Information given START

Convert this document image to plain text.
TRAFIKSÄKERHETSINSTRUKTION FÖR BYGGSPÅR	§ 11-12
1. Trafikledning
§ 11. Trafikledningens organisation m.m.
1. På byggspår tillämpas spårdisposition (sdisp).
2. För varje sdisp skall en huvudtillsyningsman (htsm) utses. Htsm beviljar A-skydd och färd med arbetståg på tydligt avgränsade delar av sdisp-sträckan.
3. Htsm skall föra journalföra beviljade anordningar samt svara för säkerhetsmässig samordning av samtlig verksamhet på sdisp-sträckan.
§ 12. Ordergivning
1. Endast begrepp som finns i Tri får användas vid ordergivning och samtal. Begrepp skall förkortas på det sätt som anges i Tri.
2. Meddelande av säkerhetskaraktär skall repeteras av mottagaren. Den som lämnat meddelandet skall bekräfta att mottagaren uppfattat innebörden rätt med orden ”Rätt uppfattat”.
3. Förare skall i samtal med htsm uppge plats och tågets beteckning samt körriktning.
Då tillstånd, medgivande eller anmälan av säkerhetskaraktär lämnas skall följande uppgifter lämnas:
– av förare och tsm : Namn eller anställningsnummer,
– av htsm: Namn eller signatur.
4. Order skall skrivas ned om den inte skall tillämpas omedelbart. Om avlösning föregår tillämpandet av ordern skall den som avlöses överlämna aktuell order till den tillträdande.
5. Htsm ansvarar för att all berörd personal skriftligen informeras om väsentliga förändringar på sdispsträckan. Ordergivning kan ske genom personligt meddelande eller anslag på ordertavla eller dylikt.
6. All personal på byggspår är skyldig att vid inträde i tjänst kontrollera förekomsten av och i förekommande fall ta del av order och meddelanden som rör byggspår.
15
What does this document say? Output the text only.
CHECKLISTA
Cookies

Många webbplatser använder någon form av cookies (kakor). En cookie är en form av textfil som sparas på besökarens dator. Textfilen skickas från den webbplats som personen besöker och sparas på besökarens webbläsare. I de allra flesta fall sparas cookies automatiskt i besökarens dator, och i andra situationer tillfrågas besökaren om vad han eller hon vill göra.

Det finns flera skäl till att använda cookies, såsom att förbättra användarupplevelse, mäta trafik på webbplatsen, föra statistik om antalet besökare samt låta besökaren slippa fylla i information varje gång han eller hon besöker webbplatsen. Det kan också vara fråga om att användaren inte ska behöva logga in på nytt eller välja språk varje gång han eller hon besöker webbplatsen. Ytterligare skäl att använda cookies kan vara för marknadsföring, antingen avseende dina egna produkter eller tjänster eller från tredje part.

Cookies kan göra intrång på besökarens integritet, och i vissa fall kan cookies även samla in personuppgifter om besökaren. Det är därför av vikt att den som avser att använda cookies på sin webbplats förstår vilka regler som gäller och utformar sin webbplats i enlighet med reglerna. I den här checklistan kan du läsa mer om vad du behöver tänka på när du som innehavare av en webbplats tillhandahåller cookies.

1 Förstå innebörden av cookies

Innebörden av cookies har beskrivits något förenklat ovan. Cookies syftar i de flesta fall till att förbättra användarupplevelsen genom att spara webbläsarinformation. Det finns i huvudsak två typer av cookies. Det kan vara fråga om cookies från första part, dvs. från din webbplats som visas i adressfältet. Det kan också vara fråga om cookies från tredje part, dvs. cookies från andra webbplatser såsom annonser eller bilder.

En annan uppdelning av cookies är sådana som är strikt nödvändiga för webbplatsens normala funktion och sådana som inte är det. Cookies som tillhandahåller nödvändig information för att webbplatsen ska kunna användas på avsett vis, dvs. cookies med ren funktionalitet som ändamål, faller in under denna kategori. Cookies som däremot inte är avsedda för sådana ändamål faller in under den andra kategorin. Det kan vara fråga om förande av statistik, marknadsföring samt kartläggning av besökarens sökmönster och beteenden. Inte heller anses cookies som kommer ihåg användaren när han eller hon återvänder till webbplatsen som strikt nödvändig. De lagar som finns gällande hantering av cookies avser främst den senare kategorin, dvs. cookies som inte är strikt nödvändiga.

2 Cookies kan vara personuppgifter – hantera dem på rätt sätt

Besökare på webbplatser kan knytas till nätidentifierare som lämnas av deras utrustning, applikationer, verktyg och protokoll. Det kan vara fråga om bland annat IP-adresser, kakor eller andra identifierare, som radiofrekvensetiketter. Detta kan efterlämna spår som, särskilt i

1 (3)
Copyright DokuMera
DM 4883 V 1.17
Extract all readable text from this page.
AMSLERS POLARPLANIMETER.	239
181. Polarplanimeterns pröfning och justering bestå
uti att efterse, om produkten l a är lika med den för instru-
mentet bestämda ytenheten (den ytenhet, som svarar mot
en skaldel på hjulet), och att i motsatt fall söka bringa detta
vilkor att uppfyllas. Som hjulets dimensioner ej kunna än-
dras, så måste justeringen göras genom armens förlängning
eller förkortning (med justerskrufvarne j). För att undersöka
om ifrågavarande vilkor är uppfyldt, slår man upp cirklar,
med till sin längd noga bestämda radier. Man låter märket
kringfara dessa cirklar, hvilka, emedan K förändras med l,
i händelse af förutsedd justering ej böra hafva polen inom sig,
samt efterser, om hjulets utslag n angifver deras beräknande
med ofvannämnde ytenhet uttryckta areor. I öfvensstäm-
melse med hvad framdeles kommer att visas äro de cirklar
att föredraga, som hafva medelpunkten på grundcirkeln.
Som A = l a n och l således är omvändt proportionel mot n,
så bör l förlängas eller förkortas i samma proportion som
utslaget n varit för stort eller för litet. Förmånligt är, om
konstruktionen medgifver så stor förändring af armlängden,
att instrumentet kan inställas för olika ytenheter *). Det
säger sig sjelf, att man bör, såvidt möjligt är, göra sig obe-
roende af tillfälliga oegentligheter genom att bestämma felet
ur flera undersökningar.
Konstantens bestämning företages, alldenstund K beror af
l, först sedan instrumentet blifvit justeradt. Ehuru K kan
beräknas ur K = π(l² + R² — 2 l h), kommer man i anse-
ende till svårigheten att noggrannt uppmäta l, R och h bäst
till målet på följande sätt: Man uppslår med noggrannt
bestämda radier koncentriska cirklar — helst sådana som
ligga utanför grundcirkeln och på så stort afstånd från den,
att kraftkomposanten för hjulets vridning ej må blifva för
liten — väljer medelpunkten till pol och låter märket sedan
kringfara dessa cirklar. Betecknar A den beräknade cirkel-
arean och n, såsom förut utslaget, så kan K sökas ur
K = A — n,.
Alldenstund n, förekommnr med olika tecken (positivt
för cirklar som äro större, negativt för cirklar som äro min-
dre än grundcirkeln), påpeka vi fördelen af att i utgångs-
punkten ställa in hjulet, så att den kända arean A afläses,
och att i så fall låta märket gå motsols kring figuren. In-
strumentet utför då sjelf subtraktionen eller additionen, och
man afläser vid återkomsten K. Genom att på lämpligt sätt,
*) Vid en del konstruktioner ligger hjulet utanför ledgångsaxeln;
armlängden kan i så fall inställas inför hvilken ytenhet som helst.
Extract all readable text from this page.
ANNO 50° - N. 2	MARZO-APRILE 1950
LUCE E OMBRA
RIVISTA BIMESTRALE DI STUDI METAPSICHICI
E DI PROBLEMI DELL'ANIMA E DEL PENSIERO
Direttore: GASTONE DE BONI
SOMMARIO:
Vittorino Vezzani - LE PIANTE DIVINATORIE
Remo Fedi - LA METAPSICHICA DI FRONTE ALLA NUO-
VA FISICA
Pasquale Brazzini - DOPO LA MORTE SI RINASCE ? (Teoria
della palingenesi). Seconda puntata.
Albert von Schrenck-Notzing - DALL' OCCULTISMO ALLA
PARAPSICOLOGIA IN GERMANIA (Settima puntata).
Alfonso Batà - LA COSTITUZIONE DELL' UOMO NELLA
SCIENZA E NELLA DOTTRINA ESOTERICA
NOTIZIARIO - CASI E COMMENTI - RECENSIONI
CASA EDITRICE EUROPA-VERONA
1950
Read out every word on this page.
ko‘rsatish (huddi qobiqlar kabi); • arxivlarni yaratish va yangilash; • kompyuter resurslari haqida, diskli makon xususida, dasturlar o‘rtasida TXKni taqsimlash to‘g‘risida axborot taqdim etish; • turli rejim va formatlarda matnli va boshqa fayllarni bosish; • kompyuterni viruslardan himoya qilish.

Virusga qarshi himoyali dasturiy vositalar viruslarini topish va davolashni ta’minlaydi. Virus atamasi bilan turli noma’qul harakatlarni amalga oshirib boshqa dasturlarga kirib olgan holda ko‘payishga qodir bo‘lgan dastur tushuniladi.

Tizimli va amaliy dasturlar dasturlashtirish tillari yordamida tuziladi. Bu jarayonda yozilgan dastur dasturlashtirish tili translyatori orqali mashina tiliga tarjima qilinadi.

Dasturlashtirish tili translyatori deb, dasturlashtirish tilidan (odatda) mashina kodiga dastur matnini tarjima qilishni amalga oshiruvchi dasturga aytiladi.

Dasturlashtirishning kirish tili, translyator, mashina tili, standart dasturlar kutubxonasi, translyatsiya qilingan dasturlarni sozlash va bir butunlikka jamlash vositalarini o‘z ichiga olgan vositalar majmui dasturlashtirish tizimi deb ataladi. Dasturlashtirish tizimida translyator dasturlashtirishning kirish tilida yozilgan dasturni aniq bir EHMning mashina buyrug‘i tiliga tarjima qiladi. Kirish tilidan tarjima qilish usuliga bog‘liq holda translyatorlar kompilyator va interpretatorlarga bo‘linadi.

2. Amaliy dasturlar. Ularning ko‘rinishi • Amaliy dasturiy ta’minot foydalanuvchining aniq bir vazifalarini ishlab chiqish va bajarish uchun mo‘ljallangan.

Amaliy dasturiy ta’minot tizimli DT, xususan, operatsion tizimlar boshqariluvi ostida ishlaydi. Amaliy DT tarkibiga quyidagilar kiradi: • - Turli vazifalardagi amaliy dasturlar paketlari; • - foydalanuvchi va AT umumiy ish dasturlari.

Information given END

Task goal
Count the lines in the data where "minot" occurs. Report the number only.

Answer box
2